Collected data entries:
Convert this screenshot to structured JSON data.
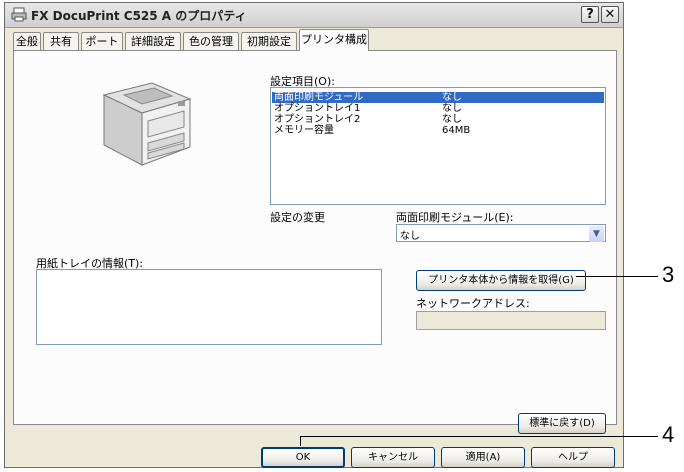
{
  "window": {
    "title": "FX DocuPrint C525 A のプロパティ",
    "help_glyph": "?",
    "close_glyph": "✕"
  },
  "tabs": [
    {
      "label": "全般"
    },
    {
      "label": "共有"
    },
    {
      "label": "ポート"
    },
    {
      "label": "詳細設定"
    },
    {
      "label": "色の管理"
    },
    {
      "label": "初期設定"
    },
    {
      "label": "プリンタ構成",
      "active": true
    }
  ],
  "settings": {
    "label": "設定項目(O):",
    "items": [
      {
        "name": "両面印刷モジュール",
        "value": "なし",
        "selected": true
      },
      {
        "name": "オプショントレイ1",
        "value": "なし"
      },
      {
        "name": "オプショントレイ2",
        "value": "なし"
      },
      {
        "name": "メモリー容量",
        "value": "64MB"
      }
    ]
  },
  "change": {
    "label": "設定の変更",
    "field_label": "両面印刷モジュール(E):",
    "value": "なし"
  },
  "tray": {
    "label": "用紙トレイの情報(T):"
  },
  "get_info_button": "プリンタ本体から情報を取得(G)",
  "network": {
    "label": "ネットワークアドレス:",
    "value": ""
  },
  "restore_button": "標準に戻す(D)",
  "footer": {
    "ok": "OK",
    "cancel": "キャンセル",
    "apply": "適用(A)",
    "help": "ヘルプ"
  },
  "callouts": [
    "3",
    "4"
  ],
  "icons": {
    "window_icon": "printer-icon",
    "dropdown": "chevron-down-icon"
  },
  "colors": {
    "selection": "#316ac5",
    "window_bg": "#ece9d8"
  }
}
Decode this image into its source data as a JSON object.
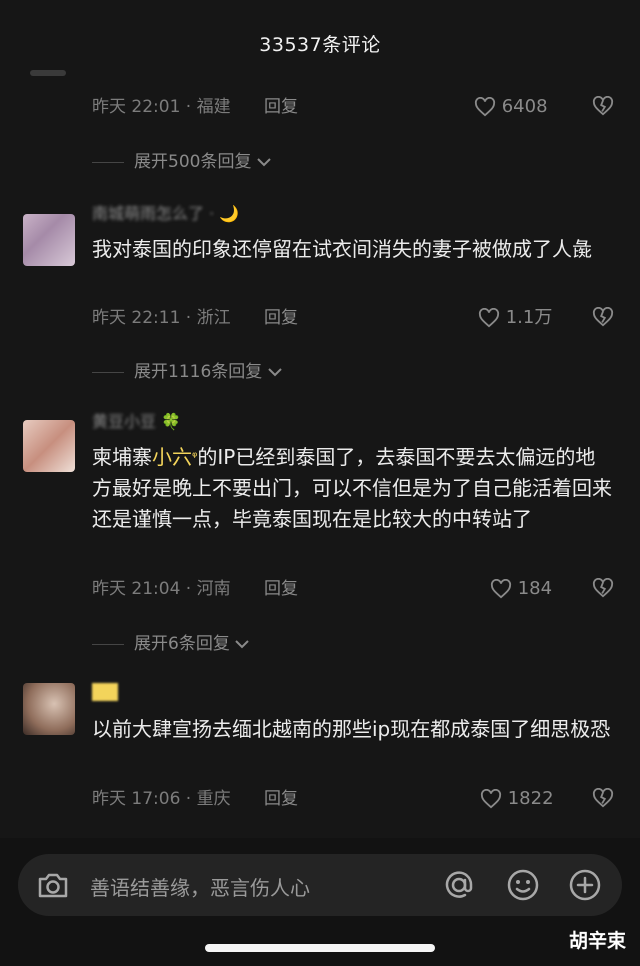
{
  "header": {
    "title": "33537条评论"
  },
  "comments": [
    {
      "username": "",
      "text": "",
      "time": "昨天 22:01 · 福建",
      "reply": "回复",
      "likes": "6408",
      "expand": "展开500条回复"
    },
    {
      "username": "南城萌雨怎么了 ·",
      "emoji": "🌙",
      "text": "我对泰国的印象还停留在试衣间消失的妻子被做成了人彘",
      "time": "昨天 22:11 · 浙江",
      "reply": "回复",
      "likes": "1.1万",
      "expand": "展开1116条回复"
    },
    {
      "username": "黄豆小豆",
      "emoji": "🍀",
      "text_before": "柬埔寨",
      "mention": "小六",
      "text_after": "的IP已经到泰国了，去泰国不要去太偏远的地方最好是晚上不要出门，可以不信但是为了自己能活着回来还是谨慎一点，毕竟泰国现在是比较大的中转站了",
      "time": "昨天 21:04 · 河南",
      "reply": "回复",
      "likes": "184",
      "expand": "展开6条回复"
    },
    {
      "username": "",
      "text": "以前大肆宣扬去缅北越南的那些ip现在都成泰国了细思极恐",
      "time": "昨天 17:06 · 重庆",
      "reply": "回复",
      "likes": "1822"
    }
  ],
  "input": {
    "placeholder": "善语结善缘，恶言伤人心"
  },
  "watermark": "胡辛束",
  "icons": [
    "camera-icon",
    "at-icon",
    "emoji-icon",
    "plus-icon",
    "heart-icon",
    "broken-heart-icon",
    "chevron-down-icon"
  ]
}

■ WRITTEN REQUEST ■
Transcribe the full listing above exactly, with the images removed.

■ RESULT ■
Convert this screenshot to structured JSON data.
{
  "window": {
    "title": "FX DocuPrint C525 A のプロパティ",
    "help_glyph": "?",
    "close_glyph": "✕"
  },
  "tabs": [
    {
      "label": "全般"
    },
    {
      "label": "共有"
    },
    {
      "label": "ポート"
    },
    {
      "label": "詳細設定"
    },
    {
      "label": "色の管理"
    },
    {
      "label": "初期設定"
    },
    {
      "label": "プリンタ構成",
      "active": true
    }
  ],
  "settings": {
    "label": "設定項目(O):",
    "items": [
      {
        "name": "両面印刷モジュール",
        "value": "なし",
        "selected": true
      },
      {
        "name": "オプショントレイ1",
        "value": "なし"
      },
      {
        "name": "オプショントレイ2",
        "value": "なし"
      },
      {
        "name": "メモリー容量",
        "value": "64MB"
      }
    ]
  },
  "change": {
    "label": "設定の変更",
    "field_label": "両面印刷モジュール(E):",
    "value": "なし"
  },
  "tray": {
    "label": "用紙トレイの情報(T):"
  },
  "get_info_button": "プリンタ本体から情報を取得(G)",
  "network": {
    "label": "ネットワークアドレス:",
    "value": ""
  },
  "restore_button": "標準に戻す(D)",
  "footer": {
    "ok": "OK",
    "cancel": "キャンセル",
    "apply": "適用(A)",
    "help": "ヘルプ"
  },
  "callouts": [
    "3",
    "4"
  ],
  "icons": {
    "window_icon": "printer-icon",
    "dropdown": "chevron-down-icon"
  },
  "colors": {
    "selection": "#316ac5",
    "window_bg": "#ece9d8"
  }
}
Decode this image into its source data as a JSON object.
{
  "header": {
    "title": "33537条评论"
  },
  "comments": [
    {
      "username": "",
      "text": "",
      "time": "昨天 22:01 · 福建",
      "reply": "回复",
      "likes": "6408",
      "expand": "展开500条回复"
    },
    {
      "username": "南城萌雨怎么了 ·",
      "emoji": "🌙",
      "text": "我对泰国的印象还停留在试衣间消失的妻子被做成了人彘",
      "time": "昨天 22:11 · 浙江",
      "reply": "回复",
      "likes": "1.1万",
      "expand": "展开1116条回复"
    },
    {
      "username": "黄豆小豆",
      "emoji": "🍀",
      "text_before": "柬埔寨",
      "mention": "小六",
      "text_after": "的IP已经到泰国了，去泰国不要去太偏远的地方最好是晚上不要出门，可以不信但是为了自己能活着回来还是谨慎一点，毕竟泰国现在是比较大的中转站了",
      "time": "昨天 21:04 · 河南",
      "reply": "回复",
      "likes": "184",
      "expand": "展开6条回复"
    },
    {
      "username": "",
      "text": "以前大肆宣扬去缅北越南的那些ip现在都成泰国了细思极恐",
      "time": "昨天 17:06 · 重庆",
      "reply": "回复",
      "likes": "1822"
    }
  ],
  "input": {
    "placeholder": "善语结善缘，恶言伤人心"
  },
  "watermark": "胡辛束",
  "icons": [
    "camera-icon",
    "at-icon",
    "emoji-icon",
    "plus-icon",
    "heart-icon",
    "broken-heart-icon",
    "chevron-down-icon"
  ]
}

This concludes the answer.